Jin Rui

Personal information
- Date of birth: 25 June 1998 (age 27)
- Place of birth: Quzhou, Zhejiang, China
- Height: 1.76 m (5 ft 9 in)
- Position: Midfielder

Team information
- Current team: Quanzhou Yassin
- Number: 21

Youth career
- 0000–2018: Zhejiang Professional

Senior career*
- Years: Team / Apps / (Gls)
- 2018: Zhejiang Professional / 0 / (0)
- 2018: → Fujian Tianxin (loan) / 24 / (1)
- 2019–2020: Fujian Tianxin / 28 / (2)
- 2020–2021: Zhejiang Professional / 2 / (0)
- 2022-: Quanzhou Yassin / 14 / (0)

= Jin Rui =

Chinese association football player

Jin Rui (金锐; born 25 June 1998) is a Chinese footballer currently playing as a midfielder for Quanzhou Yassin.

WHAT IS NEEDED |
Update the Jin Rui profile from the words containing "- 2018: → Fujian" through "for Quanzhou Yassin.", changing "footballer" to "football player". The rows that follow aren't needed for this.

INFORMATION SHOWN |
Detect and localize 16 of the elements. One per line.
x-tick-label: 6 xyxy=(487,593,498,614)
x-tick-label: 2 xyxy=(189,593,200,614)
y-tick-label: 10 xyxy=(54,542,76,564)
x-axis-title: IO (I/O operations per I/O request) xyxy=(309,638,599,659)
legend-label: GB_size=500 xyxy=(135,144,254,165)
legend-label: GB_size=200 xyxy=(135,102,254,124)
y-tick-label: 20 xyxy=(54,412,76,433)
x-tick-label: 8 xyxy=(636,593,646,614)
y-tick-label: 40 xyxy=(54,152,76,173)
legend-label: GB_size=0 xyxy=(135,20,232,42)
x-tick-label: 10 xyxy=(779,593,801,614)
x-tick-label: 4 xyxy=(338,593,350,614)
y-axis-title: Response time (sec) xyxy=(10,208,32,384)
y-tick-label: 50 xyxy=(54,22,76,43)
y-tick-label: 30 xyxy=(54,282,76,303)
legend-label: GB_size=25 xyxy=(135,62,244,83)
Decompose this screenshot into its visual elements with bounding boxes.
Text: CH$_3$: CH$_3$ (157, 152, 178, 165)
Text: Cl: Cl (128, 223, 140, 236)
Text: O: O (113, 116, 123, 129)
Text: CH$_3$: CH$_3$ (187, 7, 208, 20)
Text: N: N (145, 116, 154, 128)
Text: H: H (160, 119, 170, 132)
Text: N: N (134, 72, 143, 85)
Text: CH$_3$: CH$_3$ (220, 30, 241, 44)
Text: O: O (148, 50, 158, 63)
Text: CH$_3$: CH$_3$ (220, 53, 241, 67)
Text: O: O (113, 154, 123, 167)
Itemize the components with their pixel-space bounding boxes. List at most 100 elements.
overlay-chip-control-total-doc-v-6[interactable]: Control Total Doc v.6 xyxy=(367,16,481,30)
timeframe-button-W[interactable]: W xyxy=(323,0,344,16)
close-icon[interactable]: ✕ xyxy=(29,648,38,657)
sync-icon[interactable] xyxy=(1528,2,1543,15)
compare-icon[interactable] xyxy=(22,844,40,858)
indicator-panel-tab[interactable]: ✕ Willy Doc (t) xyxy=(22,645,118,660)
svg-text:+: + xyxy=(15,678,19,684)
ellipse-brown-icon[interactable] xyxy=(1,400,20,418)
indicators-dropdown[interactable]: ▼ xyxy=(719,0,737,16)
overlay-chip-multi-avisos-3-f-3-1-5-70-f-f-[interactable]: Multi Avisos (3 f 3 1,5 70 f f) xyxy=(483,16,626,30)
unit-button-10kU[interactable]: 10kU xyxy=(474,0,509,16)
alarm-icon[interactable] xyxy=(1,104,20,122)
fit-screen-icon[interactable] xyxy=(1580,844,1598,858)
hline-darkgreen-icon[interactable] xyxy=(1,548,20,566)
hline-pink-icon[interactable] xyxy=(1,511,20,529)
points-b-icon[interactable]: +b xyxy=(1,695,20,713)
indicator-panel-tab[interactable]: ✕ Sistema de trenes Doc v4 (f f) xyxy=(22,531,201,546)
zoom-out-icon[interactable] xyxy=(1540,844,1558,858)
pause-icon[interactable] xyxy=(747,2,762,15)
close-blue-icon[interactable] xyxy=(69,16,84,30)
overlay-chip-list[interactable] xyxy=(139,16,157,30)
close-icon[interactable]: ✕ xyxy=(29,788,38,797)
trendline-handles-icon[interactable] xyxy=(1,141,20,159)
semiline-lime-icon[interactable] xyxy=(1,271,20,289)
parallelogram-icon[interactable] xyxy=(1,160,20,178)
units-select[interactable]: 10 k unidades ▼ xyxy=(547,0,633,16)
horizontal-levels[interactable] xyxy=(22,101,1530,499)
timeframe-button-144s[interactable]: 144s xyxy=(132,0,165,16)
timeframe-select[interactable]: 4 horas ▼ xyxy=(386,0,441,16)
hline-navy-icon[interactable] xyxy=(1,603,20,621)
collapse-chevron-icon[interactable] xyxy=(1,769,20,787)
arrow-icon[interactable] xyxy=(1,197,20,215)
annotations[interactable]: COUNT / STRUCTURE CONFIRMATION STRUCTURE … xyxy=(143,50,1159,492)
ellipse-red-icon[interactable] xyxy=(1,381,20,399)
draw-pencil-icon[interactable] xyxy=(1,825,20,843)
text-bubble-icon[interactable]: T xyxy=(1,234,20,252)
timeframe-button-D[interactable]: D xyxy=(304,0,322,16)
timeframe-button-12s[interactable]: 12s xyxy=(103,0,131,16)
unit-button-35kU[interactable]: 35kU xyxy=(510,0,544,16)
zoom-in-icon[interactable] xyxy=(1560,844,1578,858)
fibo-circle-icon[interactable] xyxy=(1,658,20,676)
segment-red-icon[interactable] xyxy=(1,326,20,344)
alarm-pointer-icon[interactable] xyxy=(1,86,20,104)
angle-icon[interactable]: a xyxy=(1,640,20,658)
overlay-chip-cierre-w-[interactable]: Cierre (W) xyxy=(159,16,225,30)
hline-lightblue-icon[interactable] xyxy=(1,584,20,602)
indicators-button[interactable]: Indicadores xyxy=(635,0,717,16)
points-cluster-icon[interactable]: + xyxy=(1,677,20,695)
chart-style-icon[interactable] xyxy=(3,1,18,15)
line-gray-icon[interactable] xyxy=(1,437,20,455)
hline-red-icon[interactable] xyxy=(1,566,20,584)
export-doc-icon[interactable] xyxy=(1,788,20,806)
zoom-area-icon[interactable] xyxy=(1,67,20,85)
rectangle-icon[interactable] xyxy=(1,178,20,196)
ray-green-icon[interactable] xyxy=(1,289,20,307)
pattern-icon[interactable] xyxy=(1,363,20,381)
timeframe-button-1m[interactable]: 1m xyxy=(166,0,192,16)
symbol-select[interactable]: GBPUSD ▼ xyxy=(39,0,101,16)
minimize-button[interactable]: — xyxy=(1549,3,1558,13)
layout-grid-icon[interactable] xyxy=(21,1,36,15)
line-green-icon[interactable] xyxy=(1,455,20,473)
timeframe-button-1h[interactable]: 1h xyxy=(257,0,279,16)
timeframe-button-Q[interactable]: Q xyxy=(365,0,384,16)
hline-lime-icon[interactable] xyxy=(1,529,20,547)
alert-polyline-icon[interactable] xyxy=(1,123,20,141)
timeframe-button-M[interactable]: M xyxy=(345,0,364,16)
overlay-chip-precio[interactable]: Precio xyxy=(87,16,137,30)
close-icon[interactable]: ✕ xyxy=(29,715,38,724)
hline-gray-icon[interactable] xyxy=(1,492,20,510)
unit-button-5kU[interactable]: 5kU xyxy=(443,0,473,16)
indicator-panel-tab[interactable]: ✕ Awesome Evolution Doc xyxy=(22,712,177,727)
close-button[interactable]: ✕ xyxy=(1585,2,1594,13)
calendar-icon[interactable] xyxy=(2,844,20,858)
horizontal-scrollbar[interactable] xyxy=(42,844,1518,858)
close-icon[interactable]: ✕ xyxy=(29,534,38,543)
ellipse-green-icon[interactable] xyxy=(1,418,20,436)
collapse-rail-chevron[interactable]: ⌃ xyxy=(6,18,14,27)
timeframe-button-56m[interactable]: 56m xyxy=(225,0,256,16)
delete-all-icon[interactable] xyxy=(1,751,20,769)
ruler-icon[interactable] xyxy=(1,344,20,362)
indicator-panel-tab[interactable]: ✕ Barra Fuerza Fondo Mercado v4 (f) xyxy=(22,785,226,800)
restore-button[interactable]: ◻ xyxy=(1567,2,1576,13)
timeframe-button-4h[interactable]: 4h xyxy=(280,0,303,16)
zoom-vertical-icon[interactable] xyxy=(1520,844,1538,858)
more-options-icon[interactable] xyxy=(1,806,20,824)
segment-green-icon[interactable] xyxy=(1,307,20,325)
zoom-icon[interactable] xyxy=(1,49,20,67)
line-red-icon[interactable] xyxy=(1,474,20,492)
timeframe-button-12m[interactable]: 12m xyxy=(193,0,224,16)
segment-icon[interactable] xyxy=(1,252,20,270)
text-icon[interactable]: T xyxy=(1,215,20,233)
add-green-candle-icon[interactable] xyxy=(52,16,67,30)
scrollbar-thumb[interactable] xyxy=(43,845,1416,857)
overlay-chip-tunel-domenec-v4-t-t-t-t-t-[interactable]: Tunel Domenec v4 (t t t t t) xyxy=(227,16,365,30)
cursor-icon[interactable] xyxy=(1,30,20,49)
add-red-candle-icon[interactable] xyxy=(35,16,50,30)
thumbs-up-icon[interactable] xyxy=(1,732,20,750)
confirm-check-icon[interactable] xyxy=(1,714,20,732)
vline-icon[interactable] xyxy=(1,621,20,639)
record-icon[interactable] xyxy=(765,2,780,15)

YOUR RESPONSE |
- 2018: → Fujian Tianxin (loan) / 24 / (1)
- 2019–2020: Fujian Tianxin / 28 / (2)
- 2020–2021: Zhejiang Professional / 2 / (0)
- 2022-: Quanzhou Yassin / 14 / (0)

= Jin Rui =

Chinese association football player

Jin Rui (金锐; born 25 June 1998) is a Chinese football player currently playing as a midfielder for Quanzhou Yassin.